- Task instructions: Return all lines from the listing below in which the string "repertoriul" occurs.

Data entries
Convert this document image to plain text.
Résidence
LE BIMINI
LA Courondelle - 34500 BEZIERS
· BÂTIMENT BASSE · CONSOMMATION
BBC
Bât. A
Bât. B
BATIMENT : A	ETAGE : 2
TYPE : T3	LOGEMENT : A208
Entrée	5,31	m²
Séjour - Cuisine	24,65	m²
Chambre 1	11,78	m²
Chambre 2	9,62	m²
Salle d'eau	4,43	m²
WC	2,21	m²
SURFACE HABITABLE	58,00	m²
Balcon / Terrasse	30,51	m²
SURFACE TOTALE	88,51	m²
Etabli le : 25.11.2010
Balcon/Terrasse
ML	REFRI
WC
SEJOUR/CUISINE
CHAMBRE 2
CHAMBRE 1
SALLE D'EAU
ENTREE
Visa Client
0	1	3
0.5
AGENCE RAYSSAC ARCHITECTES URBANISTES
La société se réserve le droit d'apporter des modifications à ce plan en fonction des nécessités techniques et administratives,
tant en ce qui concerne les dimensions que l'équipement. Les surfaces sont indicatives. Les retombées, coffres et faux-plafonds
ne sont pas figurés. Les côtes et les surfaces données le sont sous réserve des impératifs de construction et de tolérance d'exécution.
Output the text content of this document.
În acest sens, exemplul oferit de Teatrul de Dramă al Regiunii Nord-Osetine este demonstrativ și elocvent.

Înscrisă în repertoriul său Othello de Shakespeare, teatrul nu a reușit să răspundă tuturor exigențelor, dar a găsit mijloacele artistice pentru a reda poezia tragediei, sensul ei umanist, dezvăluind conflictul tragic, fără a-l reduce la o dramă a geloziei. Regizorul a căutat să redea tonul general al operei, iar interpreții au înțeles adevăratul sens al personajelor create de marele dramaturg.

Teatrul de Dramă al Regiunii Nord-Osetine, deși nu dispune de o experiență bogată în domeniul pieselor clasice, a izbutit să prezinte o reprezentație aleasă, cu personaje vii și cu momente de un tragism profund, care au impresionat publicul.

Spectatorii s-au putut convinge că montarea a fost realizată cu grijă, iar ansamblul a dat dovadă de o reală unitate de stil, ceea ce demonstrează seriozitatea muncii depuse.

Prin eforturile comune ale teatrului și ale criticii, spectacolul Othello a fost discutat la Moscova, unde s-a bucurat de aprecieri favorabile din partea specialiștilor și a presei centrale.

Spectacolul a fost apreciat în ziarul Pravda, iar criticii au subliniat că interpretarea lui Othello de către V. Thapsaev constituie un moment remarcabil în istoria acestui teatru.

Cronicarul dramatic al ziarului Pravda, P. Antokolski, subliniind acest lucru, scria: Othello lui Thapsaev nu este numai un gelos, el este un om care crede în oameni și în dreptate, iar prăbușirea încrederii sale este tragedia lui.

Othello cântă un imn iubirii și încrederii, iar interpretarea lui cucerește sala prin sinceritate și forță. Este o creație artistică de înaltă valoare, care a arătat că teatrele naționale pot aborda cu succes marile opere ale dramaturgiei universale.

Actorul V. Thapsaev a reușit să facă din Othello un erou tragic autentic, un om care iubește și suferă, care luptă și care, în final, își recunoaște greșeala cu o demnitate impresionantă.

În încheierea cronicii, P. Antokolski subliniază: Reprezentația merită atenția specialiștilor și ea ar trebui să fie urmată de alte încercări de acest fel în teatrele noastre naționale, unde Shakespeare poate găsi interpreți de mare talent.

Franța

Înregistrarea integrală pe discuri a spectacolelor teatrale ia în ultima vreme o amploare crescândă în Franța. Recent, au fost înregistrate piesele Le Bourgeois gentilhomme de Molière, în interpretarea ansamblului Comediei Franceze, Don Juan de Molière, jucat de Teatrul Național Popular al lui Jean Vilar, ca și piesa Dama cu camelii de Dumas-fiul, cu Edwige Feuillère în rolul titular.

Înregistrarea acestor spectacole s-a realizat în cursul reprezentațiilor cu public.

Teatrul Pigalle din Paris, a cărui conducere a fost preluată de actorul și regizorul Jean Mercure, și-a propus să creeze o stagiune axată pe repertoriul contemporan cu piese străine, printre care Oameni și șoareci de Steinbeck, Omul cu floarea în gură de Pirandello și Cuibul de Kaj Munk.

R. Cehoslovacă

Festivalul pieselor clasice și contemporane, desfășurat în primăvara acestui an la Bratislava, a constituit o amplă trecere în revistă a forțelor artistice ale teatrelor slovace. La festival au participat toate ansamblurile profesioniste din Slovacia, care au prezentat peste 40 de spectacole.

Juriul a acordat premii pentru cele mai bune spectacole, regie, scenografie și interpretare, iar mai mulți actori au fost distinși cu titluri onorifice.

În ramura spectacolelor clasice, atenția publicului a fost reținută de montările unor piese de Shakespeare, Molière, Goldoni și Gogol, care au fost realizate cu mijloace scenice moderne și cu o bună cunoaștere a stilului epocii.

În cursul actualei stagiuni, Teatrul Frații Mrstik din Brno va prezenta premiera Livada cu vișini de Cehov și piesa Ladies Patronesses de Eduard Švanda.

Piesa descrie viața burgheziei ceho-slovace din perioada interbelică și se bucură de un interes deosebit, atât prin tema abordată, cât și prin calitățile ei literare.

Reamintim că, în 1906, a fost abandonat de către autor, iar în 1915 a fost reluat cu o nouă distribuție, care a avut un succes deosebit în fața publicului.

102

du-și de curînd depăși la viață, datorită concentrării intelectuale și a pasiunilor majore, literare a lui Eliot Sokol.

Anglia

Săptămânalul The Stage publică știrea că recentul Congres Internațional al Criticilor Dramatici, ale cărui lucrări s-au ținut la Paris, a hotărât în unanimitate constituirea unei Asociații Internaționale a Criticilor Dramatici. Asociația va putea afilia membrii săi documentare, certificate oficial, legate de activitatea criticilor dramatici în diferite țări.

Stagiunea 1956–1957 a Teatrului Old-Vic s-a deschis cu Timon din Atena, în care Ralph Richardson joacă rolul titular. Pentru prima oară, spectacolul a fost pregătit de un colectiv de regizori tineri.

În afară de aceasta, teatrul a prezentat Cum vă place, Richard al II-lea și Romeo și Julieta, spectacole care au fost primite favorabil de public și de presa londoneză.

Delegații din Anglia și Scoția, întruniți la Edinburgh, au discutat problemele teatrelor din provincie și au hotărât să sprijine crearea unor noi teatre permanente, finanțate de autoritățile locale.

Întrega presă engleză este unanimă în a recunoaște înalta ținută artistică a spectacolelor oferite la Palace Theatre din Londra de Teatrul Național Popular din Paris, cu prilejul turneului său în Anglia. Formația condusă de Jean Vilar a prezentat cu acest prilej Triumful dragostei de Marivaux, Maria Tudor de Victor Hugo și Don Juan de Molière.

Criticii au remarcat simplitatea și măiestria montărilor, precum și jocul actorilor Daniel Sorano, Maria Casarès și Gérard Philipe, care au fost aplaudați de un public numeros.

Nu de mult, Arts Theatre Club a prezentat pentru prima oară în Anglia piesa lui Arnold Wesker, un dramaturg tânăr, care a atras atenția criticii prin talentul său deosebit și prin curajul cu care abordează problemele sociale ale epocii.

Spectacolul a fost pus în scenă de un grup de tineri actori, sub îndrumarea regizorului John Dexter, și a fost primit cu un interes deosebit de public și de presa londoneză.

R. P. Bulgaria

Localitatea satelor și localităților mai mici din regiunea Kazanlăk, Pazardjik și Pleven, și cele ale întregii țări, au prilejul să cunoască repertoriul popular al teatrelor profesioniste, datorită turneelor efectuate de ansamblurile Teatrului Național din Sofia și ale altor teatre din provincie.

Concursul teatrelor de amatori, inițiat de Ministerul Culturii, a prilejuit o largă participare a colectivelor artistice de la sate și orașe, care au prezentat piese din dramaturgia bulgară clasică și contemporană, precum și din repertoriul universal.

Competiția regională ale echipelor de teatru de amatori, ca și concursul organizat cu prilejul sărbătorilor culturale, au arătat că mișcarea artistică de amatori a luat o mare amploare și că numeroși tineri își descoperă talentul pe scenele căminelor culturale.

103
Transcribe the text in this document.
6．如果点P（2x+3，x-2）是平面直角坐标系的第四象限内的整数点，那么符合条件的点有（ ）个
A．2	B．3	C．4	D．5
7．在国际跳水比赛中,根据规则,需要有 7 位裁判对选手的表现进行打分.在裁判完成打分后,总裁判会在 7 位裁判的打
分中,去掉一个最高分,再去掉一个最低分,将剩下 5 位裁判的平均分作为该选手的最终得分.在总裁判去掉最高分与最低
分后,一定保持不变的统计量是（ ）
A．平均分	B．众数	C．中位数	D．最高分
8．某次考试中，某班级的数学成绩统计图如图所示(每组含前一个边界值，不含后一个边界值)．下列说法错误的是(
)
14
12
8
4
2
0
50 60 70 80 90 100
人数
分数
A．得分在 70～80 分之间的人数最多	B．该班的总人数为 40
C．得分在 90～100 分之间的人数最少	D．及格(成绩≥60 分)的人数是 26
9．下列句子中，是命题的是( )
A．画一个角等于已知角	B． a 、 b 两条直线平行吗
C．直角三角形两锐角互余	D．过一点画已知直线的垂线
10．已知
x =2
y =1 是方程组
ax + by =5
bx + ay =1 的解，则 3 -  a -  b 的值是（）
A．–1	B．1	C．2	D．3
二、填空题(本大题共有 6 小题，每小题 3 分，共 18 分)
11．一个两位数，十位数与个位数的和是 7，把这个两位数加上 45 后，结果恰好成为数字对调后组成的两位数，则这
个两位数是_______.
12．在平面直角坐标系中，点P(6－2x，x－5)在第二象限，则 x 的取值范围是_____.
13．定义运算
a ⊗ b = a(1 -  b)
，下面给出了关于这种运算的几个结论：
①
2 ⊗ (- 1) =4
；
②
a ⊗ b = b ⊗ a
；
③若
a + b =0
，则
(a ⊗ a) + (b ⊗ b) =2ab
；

- Written answer:
Înscrisă în repertoriul său Othello de Shakespeare, teatrul nu a reușit să răspundă tuturor exigențelor, dar a găsit mijloacele artistice pentru a reda poezia tragediei, sensul ei umanist, dezvăluind conflictul tragic, fără a-l reduce la o dramă a geloziei. Regizorul a căutat să redea tonul general al operei, iar interpreții au înțeles adevăratul sens al personajelor create de marele dramaturg.
Teatrul Pigalle din Paris, a cărui conducere a fost preluată de actorul și regizorul Jean Mercure, și-a propus să creeze o stagiune axată pe repertoriul contemporan cu piese străine, printre care Oameni și șoareci de Steinbeck, Omul cu floarea în gură de Pirandello și Cuibul de Kaj Munk.
Localitatea satelor și localităților mai mici din regiunea Kazanlăk, Pazardjik și Pleven, și cele ale întregii țări, au prilejul să cunoască repertoriul popular al teatrelor profesioniste, datorită turneelor efectuate de ansamblurile Teatrului Național din Sofia și ale altor teatre din provincie.
Concursul teatrelor de amatori, inițiat de Ministerul Culturii, a prilejuit o largă participare a colectivelor artistice de la sate și orașe, care au prezentat piese din dramaturgia bulgară clasică și contemporană, precum și din repertoriul universal.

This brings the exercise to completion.